Pictures do not belong in the copy; quote every entry below exactly.

________________

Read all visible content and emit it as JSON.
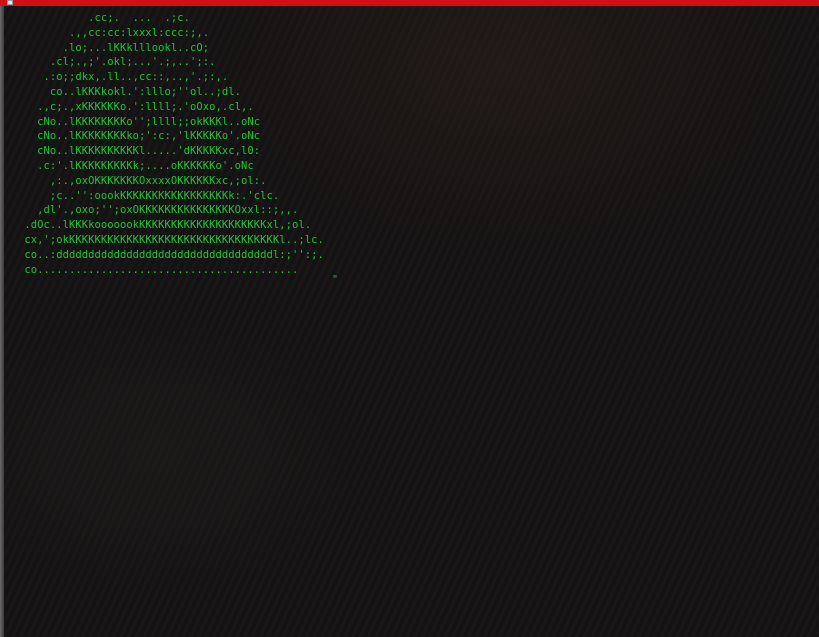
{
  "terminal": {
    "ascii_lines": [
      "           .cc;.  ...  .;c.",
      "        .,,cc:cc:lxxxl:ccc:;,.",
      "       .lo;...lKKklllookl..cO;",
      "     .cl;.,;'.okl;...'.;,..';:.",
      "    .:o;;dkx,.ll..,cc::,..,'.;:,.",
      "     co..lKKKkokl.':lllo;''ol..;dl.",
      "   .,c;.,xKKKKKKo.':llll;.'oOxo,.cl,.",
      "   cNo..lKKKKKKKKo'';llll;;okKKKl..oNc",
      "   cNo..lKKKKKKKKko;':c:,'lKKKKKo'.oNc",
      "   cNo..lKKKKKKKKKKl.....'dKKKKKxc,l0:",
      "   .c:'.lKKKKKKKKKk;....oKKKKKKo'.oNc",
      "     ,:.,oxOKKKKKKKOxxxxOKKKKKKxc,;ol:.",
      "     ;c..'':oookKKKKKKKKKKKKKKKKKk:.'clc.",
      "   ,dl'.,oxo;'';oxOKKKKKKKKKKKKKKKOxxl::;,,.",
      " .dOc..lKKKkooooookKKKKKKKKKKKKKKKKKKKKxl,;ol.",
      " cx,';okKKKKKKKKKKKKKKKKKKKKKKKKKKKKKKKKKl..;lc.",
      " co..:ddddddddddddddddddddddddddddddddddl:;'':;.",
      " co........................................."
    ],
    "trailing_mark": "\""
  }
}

________________

• [Response to this task]
Read all visible content and emit it as JSON.
{
  "terminal": {
    "ascii_lines": [
      "           .cc;.  ...  .;c.",
      "        .,,cc:cc:lxxxl:ccc:;,.",
      "       .lo;...lKKklllookl..cO;",
      "     .cl;.,;'.okl;...'.;,..';:.",
      "    .:o;;dkx,.ll..,cc::,..,'.;:,.",
      "     co..lKKKkokl.':lllo;''ol..;dl.",
      "   .,c;.,xKKKKKKo.':llll;.'oOxo,.cl,.",
      "   cNo..lKKKKKKKKo'';llll;;okKKKl..oNc",
      "   cNo..lKKKKKKKKko;':c:,'lKKKKKo'.oNc",
      "   cNo..lKKKKKKKKKKl.....'dKKKKKxc,l0:",
      "   .c:'.lKKKKKKKKKk;....oKKKKKKo'.oNc",
      "     ,:.,oxOKKKKKKKOxxxxOKKKKKKxc,;ol:.",
      "     ;c..'':oookKKKKKKKKKKKKKKKKKk:.'clc.",
      "   ,dl'.,oxo;'';oxOKKKKKKKKKKKKKKKOxxl::;,,.",
      " .dOc..lKKKkooooookKKKKKKKKKKKKKKKKKKKKxl,;ol.",
      " cx,';okKKKKKKKKKKKKKKKKKKKKKKKKKKKKKKKKKl..;lc.",
      " co..:ddddddddddddddddddddddddddddddddddl:;'':;.",
      " co........................................."
    ],
    "trailing_mark": "\""
  }
}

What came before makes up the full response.